_Prompt_. Without the pictures, copy all the entries below exactly.
---+---
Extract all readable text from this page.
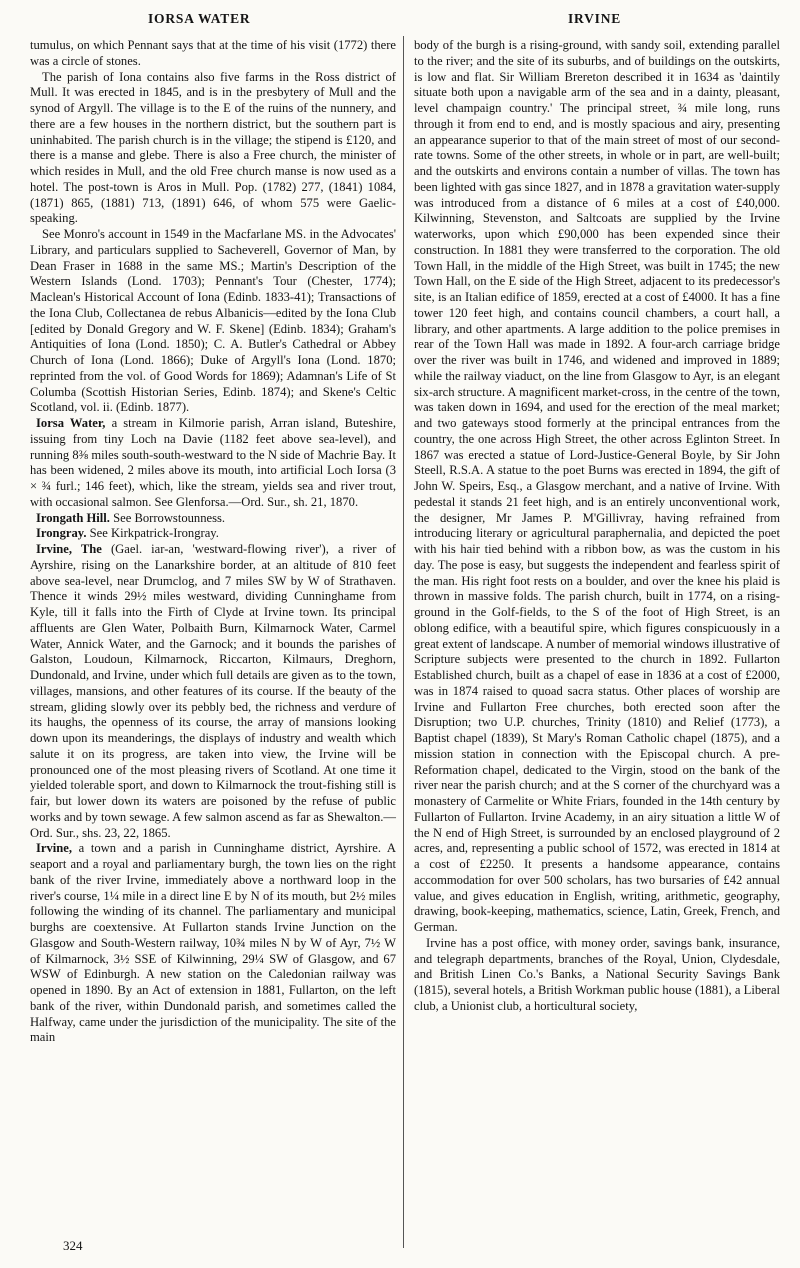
IORSA WATER	IRVINE

tumulus, on which Pennant says that at the time of his visit (1772) there was a circle of stones.

The parish of Iona contains also five farms in the Ross district of Mull. It was erected in 1845, and is in the presbytery of Mull and the synod of Argyll. The village is to the E of the ruins of the nunnery, and there are a few houses in the northern district, but the southern part is uninhabited. The parish church is in the village; the stipend is £120, and there is a manse and glebe. There is also a Free church, the minister of which resides in Mull, and the old Free church manse is now used as a hotel. The post-town is Aros in Mull. Pop. (1782) 277, (1841) 1084, (1871) 865, (1881) 713, (1891) 646, of whom 575 were Gaelic-speaking.

See Monro's account in 1549 in the Macfarlane MS. in the Advocates' Library, and particulars supplied to Sacheverell, Governor of Man, by Dean Fraser in 1688 in the same MS.; Martin's Description of the Western Islands (Lond. 1703); Pennant's Tour (Chester, 1774); Maclean's Historical Account of Iona (Edinb. 1833-41); Transactions of the Iona Club, Collectanea de rebus Albanicis—edited by the Iona Club [edited by Donald Gregory and W. F. Skene] (Edinb. 1834); Graham's Antiquities of Iona (Lond. 1850); C. A. Butler's Cathedral or Abbey Church of Iona (Lond. 1866); Duke of Argyll's Iona (Lond. 1870; reprinted from the vol. of Good Words for 1869); Adamnan's Life of St Columba (Scottish Historian Series, Edinb. 1874); and Skene's Celtic Scotland, vol. ii. (Edinb. 1877).

Iorsa Water, a stream in Kilmorie parish, Arran island, Buteshire, issuing from tiny Loch na Davie (1182 feet above sea-level), and running 8⅜ miles south-south-westward to the N side of Machrie Bay. It has been widened, 2 miles above its mouth, into artificial Loch Iorsa (3 × ¾ furl.; 146 feet), which, like the stream, yields sea and river trout, with occasional salmon. See Glenforsa.—Ord. Sur., sh. 21, 1870.

Irongath Hill. See Borrowstounness.

Irongray. See Kirkpatrick-Irongray.

Irvine, The (Gael. iar-an, 'westward-flowing river'), a river of Ayrshire, rising on the Lanarkshire border, at an altitude of 810 feet above sea-level, near Drumclog, and 7 miles SW by W of Strathaven. Thence it winds 29½ miles westward, dividing Cunninghame from Kyle, till it falls into the Firth of Clyde at Irvine town. Its principal affluents are Glen Water, Polbaith Burn, Kilmarnock Water, Carmel Water, Annick Water, and the Garnock; and it bounds the parishes of Galston, Loudoun, Kilmarnock, Riccarton, Kilmaurs, Dreghorn, Dundonald, and Irvine, under which full details are given as to the town, villages, mansions, and other features of its course. If the beauty of the stream, gliding slowly over its pebbly bed, the richness and verdure of its haughs, the openness of its course, the array of mansions looking down upon its meanderings, the displays of industry and wealth which salute it on its progress, are taken into view, the Irvine will be pronounced one of the most pleasing rivers of Scotland. At one time it yielded tolerable sport, and down to Kilmarnock the trout-fishing still is fair, but lower down its waters are poisoned by the refuse of public works and by town sewage. A few salmon ascend as far as Shewalton.—Ord. Sur., shs. 23, 22, 1865.

Irvine, a town and a parish in Cunninghame district, Ayrshire. A seaport and a royal and parliamentary burgh, the town lies on the right bank of the river Irvine, immediately above a northward loop in the river's course, 1¼ mile in a direct line E by N of its mouth, but 2½ miles following the winding of its channel. The parliamentary and municipal burghs are coextensive. At Fullarton stands Irvine Junction on the Glasgow and South-Western railway, 10¾ miles N by W of Ayr, 7½ W of Kilmarnock, 3½ SSE of Kilwinning, 29¼ SW of Glasgow, and 67 WSW of Edinburgh. A new station on the Caledonian railway was opened in 1890. By an Act of extension in 1881, Fullarton, on the left bank of the river, within Dundonald parish, and sometimes called the Halfway, came under the jurisdiction of the municipality. The site of the main

body of the burgh is a rising-ground, with sandy soil, extending parallel to the river; and the site of its suburbs, and of buildings on the outskirts, is low and flat. Sir William Brereton described it in 1634 as 'daintily situate both upon a navigable arm of the sea and in a dainty, pleasant, level champaign country.' The principal street, ¾ mile long, runs through it from end to end, and is mostly spacious and airy, presenting an appearance superior to that of the main street of most of our second-rate towns. Some of the other streets, in whole or in part, are well-built; and the outskirts and environs contain a number of villas. The town has been lighted with gas since 1827, and in 1878 a gravitation water-supply was introduced from a distance of 6 miles at a cost of £40,000. Kilwinning, Stevenston, and Saltcoats are supplied by the Irvine waterworks, upon which £90,000 has been expended since their construction. In 1881 they were transferred to the corporation. The old Town Hall, in the middle of the High Street, was built in 1745; the new Town Hall, on the E side of the High Street, adjacent to its predecessor's site, is an Italian edifice of 1859, erected at a cost of £4000. It has a fine tower 120 feet high, and contains council chambers, a court hall, a library, and other apartments. A large addition to the police premises in rear of the Town Hall was made in 1892. A four-arch carriage bridge over the river was built in 1746, and widened and improved in 1889; while the railway viaduct, on the line from Glasgow to Ayr, is an elegant six-arch structure. A magnificent market-cross, in the centre of the town, was taken down in 1694, and used for the erection of the meal market; and two gateways stood formerly at the principal entrances from the country, the one across High Street, the other across Eglinton Street. In 1867 was erected a statue of Lord-Justice-General Boyle, by Sir John Steell, R.S.A. A statue to the poet Burns was erected in 1894, the gift of John W. Speirs, Esq., a Glasgow merchant, and a native of Irvine. With pedestal it stands 21 feet high, and is an entirely unconventional work, the designer, Mr James P. M'Gillivray, having refrained from introducing literary or agricultural paraphernalia, and depicted the poet with his hair tied behind with a ribbon bow, as was the custom in his day. The pose is easy, but suggests the independent and fearless spirit of the man. His right foot rests on a boulder, and over the knee his plaid is thrown in massive folds. The parish church, built in 1774, on a rising-ground in the Golf-fields, to the S of the foot of High Street, is an oblong edifice, with a beautiful spire, which figures conspicuously in a great extent of landscape. A number of memorial windows illustrative of Scripture subjects were presented to the church in 1892. Fullarton Established church, built as a chapel of ease in 1836 at a cost of £2000, was in 1874 raised to quoad sacra status. Other places of worship are Irvine and Fullarton Free churches, both erected soon after the Disruption; two U.P. churches, Trinity (1810) and Relief (1773), a Baptist chapel (1839), St Mary's Roman Catholic chapel (1875), and a mission station in connection with the Episcopal church. A pre-Reformation chapel, dedicated to the Virgin, stood on the bank of the river near the parish church; and at the S corner of the churchyard was a monastery of Carmelite or White Friars, founded in the 14th century by Fullarton of Fullarton. Irvine Academy, in an airy situation a little W of the N end of High Street, is surrounded by an enclosed playground of 2 acres, and, representing a public school of 1572, was erected in 1814 at a cost of £2250. It presents a handsome appearance, contains accommodation for over 500 scholars, has two bursaries of £42 annual value, and gives education in English, writing, arithmetic, geography, drawing, book-keeping, mathematics, science, Latin, Greek, French, and German.

Irvine has a post office, with money order, savings bank, insurance, and telegraph departments, branches of the Royal, Union, Clydesdale, and British Linen Co.'s Banks, a National Security Savings Bank (1815), several hotels, a British Workman public house (1881), a Liberal club, a Unionist club, a horticultural society,

324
---+---
_Result of this exercise_.
Extract all readable text from this page.
IORSA WATER	IRVINE

tumulus, on which Pennant says that at the time of his visit (1772) there was a circle of stones.

The parish of Iona contains also five farms in the Ross district of Mull. It was erected in 1845, and is in the presbytery of Mull and the synod of Argyll. The village is to the E of the ruins of the nunnery, and there are a few houses in the northern district, but the southern part is uninhabited. The parish church is in the village; the stipend is £120, and there is a manse and glebe. There is also a Free church, the minister of which resides in Mull, and the old Free church manse is now used as a hotel. The post-town is Aros in Mull. Pop. (1782) 277, (1841) 1084, (1871) 865, (1881) 713, (1891) 646, of whom 575 were Gaelic-speaking.

See Monro's account in 1549 in the Macfarlane MS. in the Advocates' Library, and particulars supplied to Sacheverell, Governor of Man, by Dean Fraser in 1688 in the same MS.; Martin's Description of the Western Islands (Lond. 1703); Pennant's Tour (Chester, 1774); Maclean's Historical Account of Iona (Edinb. 1833-41); Transactions of the Iona Club, Collectanea de rebus Albanicis—edited by the Iona Club [edited by Donald Gregory and W. F. Skene] (Edinb. 1834); Graham's Antiquities of Iona (Lond. 1850); C. A. Butler's Cathedral or Abbey Church of Iona (Lond. 1866); Duke of Argyll's Iona (Lond. 1870; reprinted from the vol. of Good Words for 1869); Adamnan's Life of St Columba (Scottish Historian Series, Edinb. 1874); and Skene's Celtic Scotland, vol. ii. (Edinb. 1877).

Iorsa Water, a stream in Kilmorie parish, Arran island, Buteshire, issuing from tiny Loch na Davie (1182 feet above sea-level), and running 8⅜ miles south-south-westward to the N side of Machrie Bay. It has been widened, 2 miles above its mouth, into artificial Loch Iorsa (3 × ¾ furl.; 146 feet), which, like the stream, yields sea and river trout, with occasional salmon. See Glenforsa.—Ord. Sur., sh. 21, 1870.

Irongath Hill. See Borrowstounness.

Irongray. See Kirkpatrick-Irongray.

Irvine, The (Gael. iar-an, 'westward-flowing river'), a river of Ayrshire, rising on the Lanarkshire border, at an altitude of 810 feet above sea-level, near Drumclog, and 7 miles SW by W of Strathaven. Thence it winds 29½ miles westward, dividing Cunninghame from Kyle, till it falls into the Firth of Clyde at Irvine town. Its principal affluents are Glen Water, Polbaith Burn, Kilmarnock Water, Carmel Water, Annick Water, and the Garnock; and it bounds the parishes of Galston, Loudoun, Kilmarnock, Riccarton, Kilmaurs, Dreghorn, Dundonald, and Irvine, under which full details are given as to the town, villages, mansions, and other features of its course. If the beauty of the stream, gliding slowly over its pebbly bed, the richness and verdure of its haughs, the openness of its course, the array of mansions looking down upon its meanderings, the displays of industry and wealth which salute it on its progress, are taken into view, the Irvine will be pronounced one of the most pleasing rivers of Scotland. At one time it yielded tolerable sport, and down to Kilmarnock the trout-fishing still is fair, but lower down its waters are poisoned by the refuse of public works and by town sewage. A few salmon ascend as far as Shewalton.—Ord. Sur., shs. 23, 22, 1865.

Irvine, a town and a parish in Cunninghame district, Ayrshire. A seaport and a royal and parliamentary burgh, the town lies on the right bank of the river Irvine, immediately above a northward loop in the river's course, 1¼ mile in a direct line E by N of its mouth, but 2½ miles following the winding of its channel. The parliamentary and municipal burghs are coextensive. At Fullarton stands Irvine Junction on the Glasgow and South-Western railway, 10¾ miles N by W of Ayr, 7½ W of Kilmarnock, 3½ SSE of Kilwinning, 29¼ SW of Glasgow, and 67 WSW of Edinburgh. A new station on the Caledonian railway was opened in 1890. By an Act of extension in 1881, Fullarton, on the left bank of the river, within Dundonald parish, and sometimes called the Halfway, came under the jurisdiction of the municipality. The site of the main

body of the burgh is a rising-ground, with sandy soil, extending parallel to the river; and the site of its suburbs, and of buildings on the outskirts, is low and flat. Sir William Brereton described it in 1634 as 'daintily situate both upon a navigable arm of the sea and in a dainty, pleasant, level champaign country.' The principal street, ¾ mile long, runs through it from end to end, and is mostly spacious and airy, presenting an appearance superior to that of the main street of most of our second-rate towns. Some of the other streets, in whole or in part, are well-built; and the outskirts and environs contain a number of villas. The town has been lighted with gas since 1827, and in 1878 a gravitation water-supply was introduced from a distance of 6 miles at a cost of £40,000. Kilwinning, Stevenston, and Saltcoats are supplied by the Irvine waterworks, upon which £90,000 has been expended since their construction. In 1881 they were transferred to the corporation. The old Town Hall, in the middle of the High Street, was built in 1745; the new Town Hall, on the E side of the High Street, adjacent to its predecessor's site, is an Italian edifice of 1859, erected at a cost of £4000. It has a fine tower 120 feet high, and contains council chambers, a court hall, a library, and other apartments. A large addition to the police premises in rear of the Town Hall was made in 1892. A four-arch carriage bridge over the river was built in 1746, and widened and improved in 1889; while the railway viaduct, on the line from Glasgow to Ayr, is an elegant six-arch structure. A magnificent market-cross, in the centre of the town, was taken down in 1694, and used for the erection of the meal market; and two gateways stood formerly at the principal entrances from the country, the one across High Street, the other across Eglinton Street. In 1867 was erected a statue of Lord-Justice-General Boyle, by Sir John Steell, R.S.A. A statue to the poet Burns was erected in 1894, the gift of John W. Speirs, Esq., a Glasgow merchant, and a native of Irvine. With pedestal it stands 21 feet high, and is an entirely unconventional work, the designer, Mr James P. M'Gillivray, having refrained from introducing literary or agricultural paraphernalia, and depicted the poet with his hair tied behind with a ribbon bow, as was the custom in his day. The pose is easy, but suggests the independent and fearless spirit of the man. His right foot rests on a boulder, and over the knee his plaid is thrown in massive folds. The parish church, built in 1774, on a rising-ground in the Golf-fields, to the S of the foot of High Street, is an oblong edifice, with a beautiful spire, which figures conspicuously in a great extent of landscape. A number of memorial windows illustrative of Scripture subjects were presented to the church in 1892. Fullarton Established church, built as a chapel of ease in 1836 at a cost of £2000, was in 1874 raised to quoad sacra status. Other places of worship are Irvine and Fullarton Free churches, both erected soon after the Disruption; two U.P. churches, Trinity (1810) and Relief (1773), a Baptist chapel (1839), St Mary's Roman Catholic chapel (1875), and a mission station in connection with the Episcopal church. A pre-Reformation chapel, dedicated to the Virgin, stood on the bank of the river near the parish church; and at the S corner of the churchyard was a monastery of Carmelite or White Friars, founded in the 14th century by Fullarton of Fullarton. Irvine Academy, in an airy situation a little W of the N end of High Street, is surrounded by an enclosed playground of 2 acres, and, representing a public school of 1572, was erected in 1814 at a cost of £2250. It presents a handsome appearance, contains accommodation for over 500 scholars, has two bursaries of £42 annual value, and gives education in English, writing, arithmetic, geography, drawing, book-keeping, mathematics, science, Latin, Greek, French, and German.

Irvine has a post office, with money order, savings bank, insurance, and telegraph departments, branches of the Royal, Union, Clydesdale, and British Linen Co.'s Banks, a National Security Savings Bank (1815), several hotels, a British Workman public house (1881), a Liberal club, a Unionist club, a horticultural society,

324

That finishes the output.